** Begin Data lines **

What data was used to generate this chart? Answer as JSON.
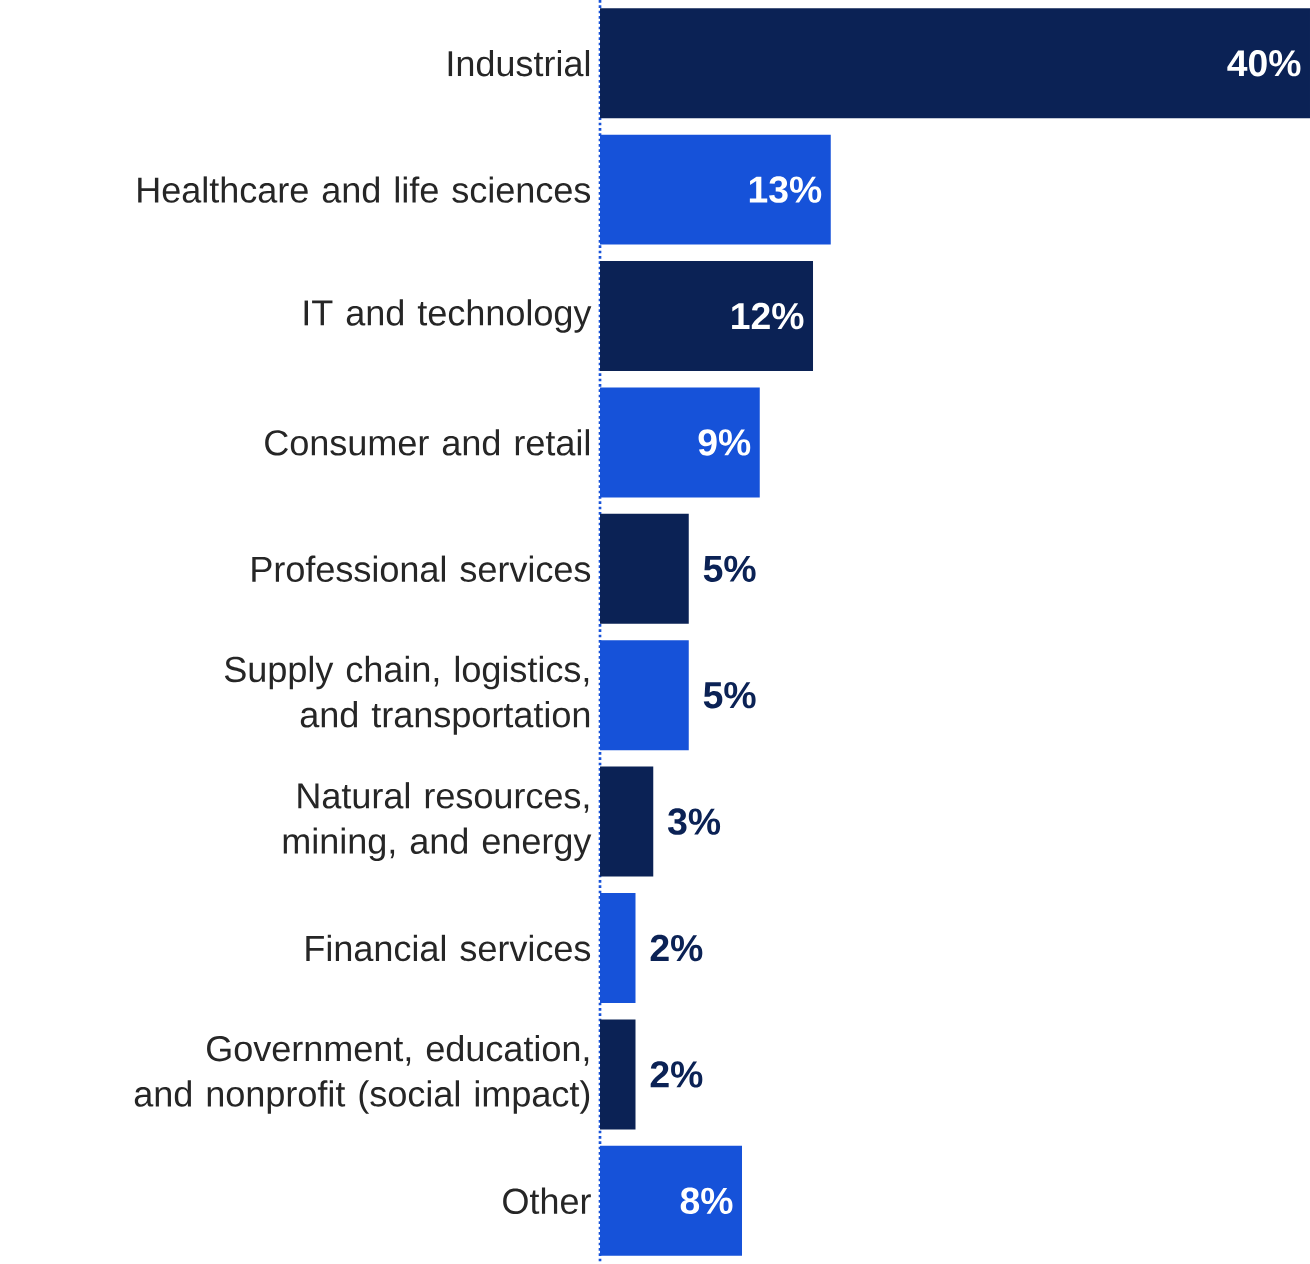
{
  "chart_data": {
    "type": "bar",
    "orientation": "horizontal",
    "categories": [
      "Industrial",
      "Healthcare and life sciences",
      "IT and technology",
      "Consumer and retail",
      "Professional services",
      "Supply chain, logistics, and transportation",
      "Natural resources, mining, and energy",
      "Financial services",
      "Government, education, and nonprofit (social impact)",
      "Other"
    ],
    "values": [
      40,
      13,
      12,
      9,
      5,
      5,
      3,
      2,
      2,
      8
    ],
    "value_labels": [
      "40%",
      "13%",
      "12%",
      "9%",
      "5%",
      "5%",
      "3%",
      "2%",
      "2%",
      "8%"
    ],
    "colors": [
      "#0b2255",
      "#1652d9",
      "#0b2255",
      "#1652d9",
      "#0b2255",
      "#1652d9",
      "#0b2255",
      "#1652d9",
      "#0b2255",
      "#1652d9"
    ]
  }
}
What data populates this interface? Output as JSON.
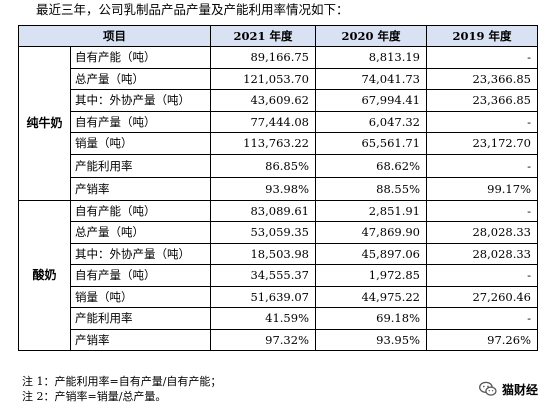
{
  "intro": "最近三年，公司乳制品产品产量及产能利用率情况如下：",
  "headers": [
    "项目",
    "2021 年度",
    "2020 年度",
    "2019 年度"
  ],
  "groups": [
    {
      "name": "纯牛奶",
      "rows": [
        {
          "label": "自有产能（吨）",
          "v2021": "89,166.75",
          "v2020": "8,813.19",
          "v2019": "-"
        },
        {
          "label": "总产量（吨）",
          "v2021": "121,053.70",
          "v2020": "74,041.73",
          "v2019": "23,366.85"
        },
        {
          "label": "其中：外协产量（吨）",
          "v2021": "43,609.62",
          "v2020": "67,994.41",
          "v2019": "23,366.85"
        },
        {
          "label": "自有产量（吨）",
          "v2021": "77,444.08",
          "v2020": "6,047.32",
          "v2019": "-"
        },
        {
          "label": "销量（吨）",
          "v2021": "113,763.22",
          "v2020": "65,561.71",
          "v2019": "23,172.70"
        },
        {
          "label": "产能利用率",
          "v2021": "86.85%",
          "v2020": "68.62%",
          "v2019": "-"
        },
        {
          "label": "产销率",
          "v2021": "93.98%",
          "v2020": "88.55%",
          "v2019": "99.17%"
        }
      ]
    },
    {
      "name": "酸奶",
      "rows": [
        {
          "label": "自有产能（吨）",
          "v2021": "83,089.61",
          "v2020": "2,851.91",
          "v2019": "-"
        },
        {
          "label": "总产量（吨）",
          "v2021": "53,059.35",
          "v2020": "47,869.90",
          "v2019": "28,028.33"
        },
        {
          "label": "其中：外协产量（吨）",
          "v2021": "18,503.98",
          "v2020": "45,897.06",
          "v2019": "28,028.33"
        },
        {
          "label": "自有产量（吨）",
          "v2021": "34,555.37",
          "v2020": "1,972.85",
          "v2019": "-"
        },
        {
          "label": "销量（吨）",
          "v2021": "51,639.07",
          "v2020": "44,975.22",
          "v2019": "27,260.46"
        },
        {
          "label": "产能利用率",
          "v2021": "41.59%",
          "v2020": "69.18%",
          "v2019": "-"
        },
        {
          "label": "产销率",
          "v2021": "97.32%",
          "v2020": "93.95%",
          "v2019": "97.26%"
        }
      ]
    }
  ],
  "notes": [
    "注 1：产能利用率=自有产量/自有产能；",
    "注 2：产销率=销量/总产量。"
  ],
  "watermark": {
    "icon": "wechat-icon",
    "text": "猫财经"
  }
}
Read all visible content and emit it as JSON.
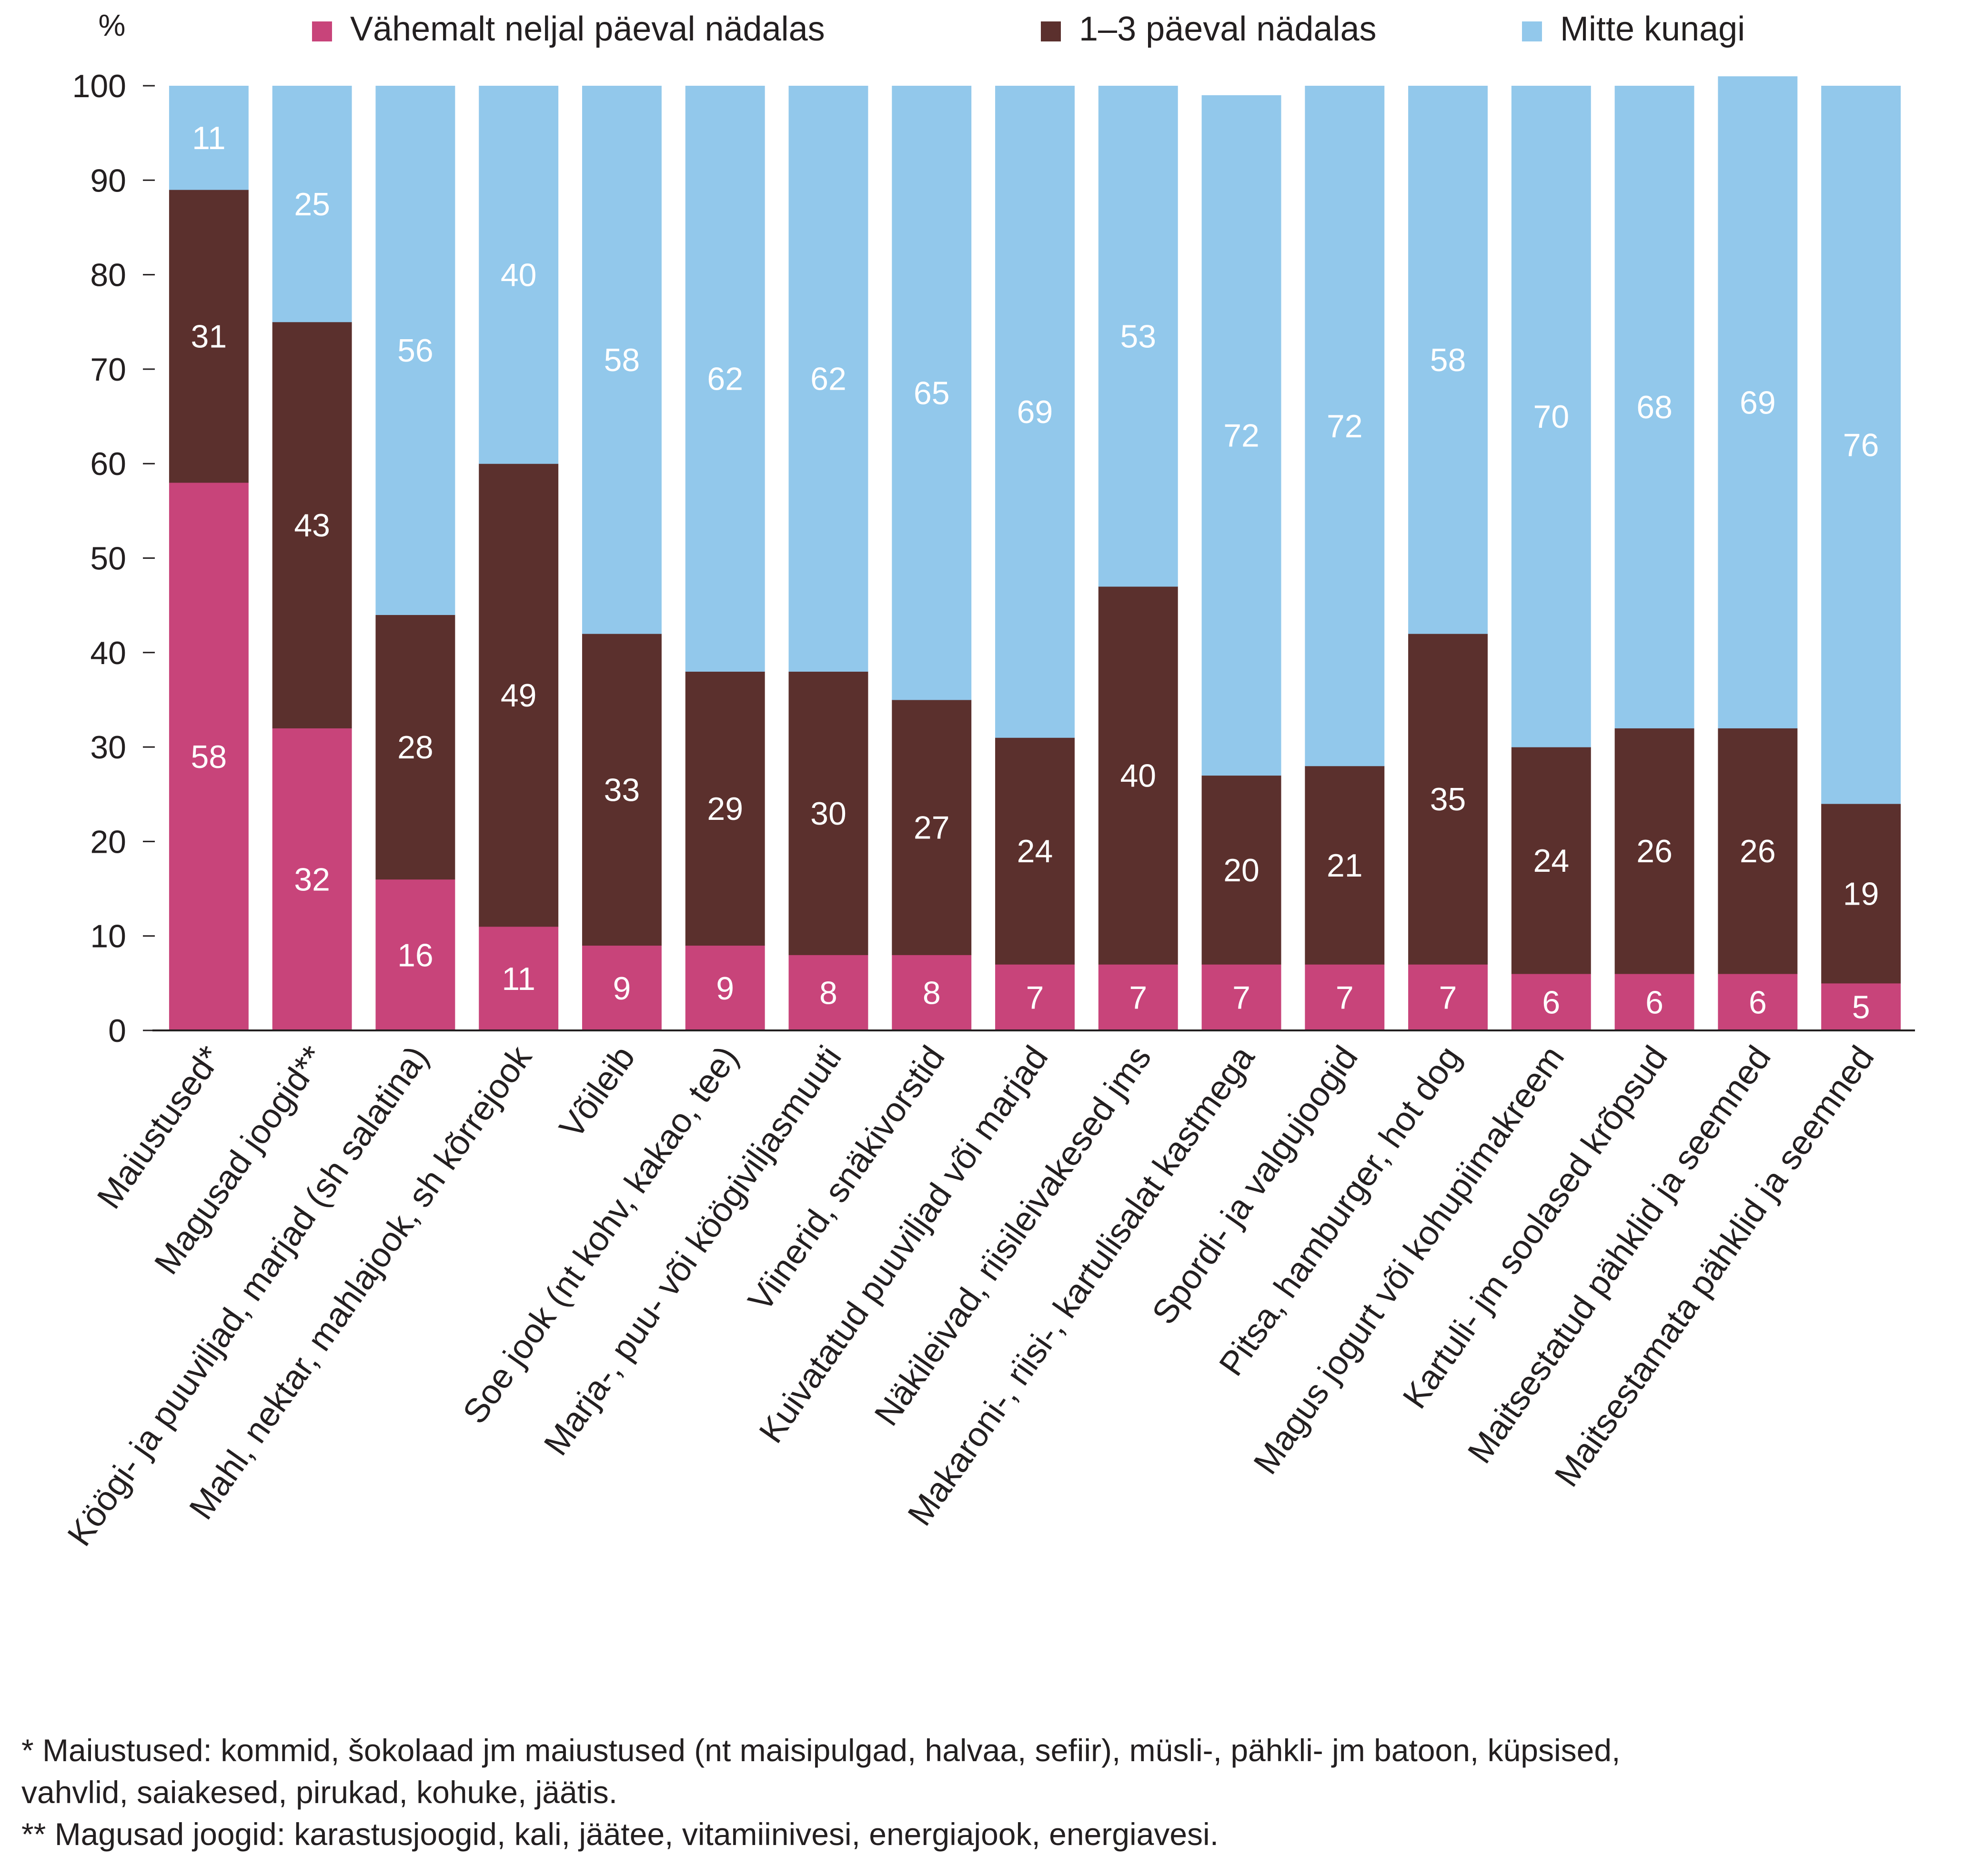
{
  "chart_data": {
    "type": "bar",
    "stacked": true,
    "ylabel": "%",
    "ylim": [
      0,
      100
    ],
    "yticks": [
      "0",
      "10",
      "20",
      "30",
      "40",
      "50",
      "60",
      "70",
      "80",
      "90",
      "100"
    ],
    "grid": false,
    "legend_position": "top",
    "categories": [
      "Maiustused*",
      "Magusad joogid**",
      "Köögi- ja puuviljad, marjad (sh salatina)",
      "Mahl, nektar, mahlajook, sh kõrrejook",
      "Võileib",
      "Soe jook (nt kohv, kakao, tee)",
      "Marja-, puu- või köögiviljasmuuti",
      "Viinerid, snäkivorstid",
      "Kuivatatud puuviljad või marjad",
      "Näkileivad, riisileivakesed jms",
      "Makaroni-, riisi-, kartulisalat kastmega",
      "Spordi- ja valgujoogid",
      "Pitsa, hamburger, hot dog",
      "Magus jogurt või kohupiimakreem",
      "Kartuli- jm soolased krõpsud",
      "Maitsestatud pähklid ja seemned",
      "Maitsestamata pähklid ja seemned"
    ],
    "series": [
      {
        "name": "Vähemalt neljal päeval nädalas",
        "color": "#c8447a",
        "values": [
          58,
          32,
          16,
          11,
          9,
          9,
          8,
          8,
          7,
          7,
          7,
          7,
          7,
          6,
          6,
          6,
          5
        ],
        "labels": [
          "58",
          "32",
          "16",
          "11",
          "9",
          "9",
          "8",
          "8",
          "7",
          "7",
          "7",
          "7",
          "7",
          "6",
          "6",
          "6",
          "5"
        ]
      },
      {
        "name": "1–3 päeval nädalas",
        "color": "#5b302d",
        "values": [
          31,
          43,
          28,
          49,
          33,
          29,
          30,
          27,
          24,
          40,
          20,
          21,
          35,
          24,
          26,
          26,
          19
        ],
        "labels": [
          "31",
          "43",
          "28",
          "49",
          "33",
          "29",
          "30",
          "27",
          "24",
          "40",
          "20",
          "21",
          "35",
          "24",
          "26",
          "26",
          "19"
        ]
      },
      {
        "name": "Mitte kunagi",
        "color": "#92c8eb",
        "values": [
          11,
          25,
          56,
          40,
          58,
          62,
          62,
          65,
          69,
          53,
          72,
          72,
          58,
          70,
          68,
          69,
          76
        ],
        "labels": [
          "11",
          "25",
          "56",
          "40",
          "58",
          "62",
          "62",
          "65",
          "69",
          "53",
          "72",
          "72",
          "58",
          "70",
          "68",
          "69",
          "76"
        ]
      }
    ]
  },
  "footnotes": {
    "line1": "* Maiustused: kommid, šokolaad jm maiustused (nt maisipulgad, halvaa, sefiir), müsli-, pähkli- jm batoon, küpsised,",
    "line2": "vahvlid, saiakesed, pirukad, kohuke, jäätis.",
    "line3": "** Magusad joogid: karastusjoogid, kali, jäätee, vitamiinivesi, energiajook, energiavesi."
  }
}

** End Data lines **

*Task objective*.
Every line of the material is to be quoted exactly, with no pictures carried over.

*Solution for this task*.
What data was used to generate this chart? Answer as JSON.
{
  "chart_data": {
    "type": "bar",
    "orientation": "horizontal",
    "categories": [
      "Industrial",
      "Healthcare and life sciences",
      "IT and technology",
      "Consumer and retail",
      "Professional services",
      "Supply chain, logistics, and transportation",
      "Natural resources, mining, and energy",
      "Financial services",
      "Government, education, and nonprofit (social impact)",
      "Other"
    ],
    "values": [
      40,
      13,
      12,
      9,
      5,
      5,
      3,
      2,
      2,
      8
    ],
    "value_labels": [
      "40%",
      "13%",
      "12%",
      "9%",
      "5%",
      "5%",
      "3%",
      "2%",
      "2%",
      "8%"
    ],
    "colors": [
      "#0b2255",
      "#1652d9",
      "#0b2255",
      "#1652d9",
      "#0b2255",
      "#1652d9",
      "#0b2255",
      "#1652d9",
      "#0b2255",
      "#1652d9"
    ]
  }
}
What data populates this interface? Output as JSON.
{
  "intro": "最近三年，公司乳制品产品产量及产能利用率情况如下：",
  "headers": [
    "项目",
    "2021 年度",
    "2020 年度",
    "2019 年度"
  ],
  "groups": [
    {
      "name": "纯牛奶",
      "rows": [
        {
          "label": "自有产能（吨）",
          "v2021": "89,166.75",
          "v2020": "8,813.19",
          "v2019": "-"
        },
        {
          "label": "总产量（吨）",
          "v2021": "121,053.70",
          "v2020": "74,041.73",
          "v2019": "23,366.85"
        },
        {
          "label": "其中：外协产量（吨）",
          "v2021": "43,609.62",
          "v2020": "67,994.41",
          "v2019": "23,366.85"
        },
        {
          "label": "自有产量（吨）",
          "v2021": "77,444.08",
          "v2020": "6,047.32",
          "v2019": "-"
        },
        {
          "label": "销量（吨）",
          "v2021": "113,763.22",
          "v2020": "65,561.71",
          "v2019": "23,172.70"
        },
        {
          "label": "产能利用率",
          "v2021": "86.85%",
          "v2020": "68.62%",
          "v2019": "-"
        },
        {
          "label": "产销率",
          "v2021": "93.98%",
          "v2020": "88.55%",
          "v2019": "99.17%"
        }
      ]
    },
    {
      "name": "酸奶",
      "rows": [
        {
          "label": "自有产能（吨）",
          "v2021": "83,089.61",
          "v2020": "2,851.91",
          "v2019": "-"
        },
        {
          "label": "总产量（吨）",
          "v2021": "53,059.35",
          "v2020": "47,869.90",
          "v2019": "28,028.33"
        },
        {
          "label": "其中：外协产量（吨）",
          "v2021": "18,503.98",
          "v2020": "45,897.06",
          "v2019": "28,028.33"
        },
        {
          "label": "自有产量（吨）",
          "v2021": "34,555.37",
          "v2020": "1,972.85",
          "v2019": "-"
        },
        {
          "label": "销量（吨）",
          "v2021": "51,639.07",
          "v2020": "44,975.22",
          "v2019": "27,260.46"
        },
        {
          "label": "产能利用率",
          "v2021": "41.59%",
          "v2020": "69.18%",
          "v2019": "-"
        },
        {
          "label": "产销率",
          "v2021": "97.32%",
          "v2020": "93.95%",
          "v2019": "97.26%"
        }
      ]
    }
  ],
  "notes": [
    "注 1：产能利用率=自有产量/自有产能；",
    "注 2：产销率=销量/总产量。"
  ],
  "watermark": {
    "icon": "wechat-icon",
    "text": "猫财经"
  }
}
Read all visible content and emit it as JSON.
{
  "chart_data": {
    "type": "bar",
    "stacked": true,
    "ylabel": "%",
    "ylim": [
      0,
      100
    ],
    "yticks": [
      "0",
      "10",
      "20",
      "30",
      "40",
      "50",
      "60",
      "70",
      "80",
      "90",
      "100"
    ],
    "grid": false,
    "legend_position": "top",
    "categories": [
      "Maiustused*",
      "Magusad joogid**",
      "Köögi- ja puuviljad, marjad (sh salatina)",
      "Mahl, nektar, mahlajook, sh kõrrejook",
      "Võileib",
      "Soe jook (nt kohv, kakao, tee)",
      "Marja-, puu- või köögiviljasmuuti",
      "Viinerid, snäkivorstid",
      "Kuivatatud puuviljad või marjad",
      "Näkileivad, riisileivakesed jms",
      "Makaroni-, riisi-, kartulisalat kastmega",
      "Spordi- ja valgujoogid",
      "Pitsa, hamburger, hot dog",
      "Magus jogurt või kohupiimakreem",
      "Kartuli- jm soolased krõpsud",
      "Maitsestatud pähklid ja seemned",
      "Maitsestamata pähklid ja seemned"
    ],
    "series": [
      {
        "name": "Vähemalt neljal päeval nädalas",
        "color": "#c8447a",
        "values": [
          58,
          32,
          16,
          11,
          9,
          9,
          8,
          8,
          7,
          7,
          7,
          7,
          7,
          6,
          6,
          6,
          5
        ],
        "labels": [
          "58",
          "32",
          "16",
          "11",
          "9",
          "9",
          "8",
          "8",
          "7",
          "7",
          "7",
          "7",
          "7",
          "6",
          "6",
          "6",
          "5"
        ]
      },
      {
        "name": "1–3 päeval nädalas",
        "color": "#5b302d",
        "values": [
          31,
          43,
          28,
          49,
          33,
          29,
          30,
          27,
          24,
          40,
          20,
          21,
          35,
          24,
          26,
          26,
          19
        ],
        "labels": [
          "31",
          "43",
          "28",
          "49",
          "33",
          "29",
          "30",
          "27",
          "24",
          "40",
          "20",
          "21",
          "35",
          "24",
          "26",
          "26",
          "19"
        ]
      },
      {
        "name": "Mitte kunagi",
        "color": "#92c8eb",
        "values": [
          11,
          25,
          56,
          40,
          58,
          62,
          62,
          65,
          69,
          53,
          72,
          72,
          58,
          70,
          68,
          69,
          76
        ],
        "labels": [
          "11",
          "25",
          "56",
          "40",
          "58",
          "62",
          "62",
          "65",
          "69",
          "53",
          "72",
          "72",
          "58",
          "70",
          "68",
          "69",
          "76"
        ]
      }
    ]
  },
  "footnotes": {
    "line1": "* Maiustused: kommid, šokolaad jm maiustused (nt maisipulgad, halvaa, sefiir), müsli-, pähkli- jm batoon, küpsised,",
    "line2": "vahvlid, saiakesed, pirukad, kohuke, jäätis.",
    "line3": "** Magusad joogid: karastusjoogid, kali, jäätee, vitamiinivesi, energiajook, energiavesi."
  }
}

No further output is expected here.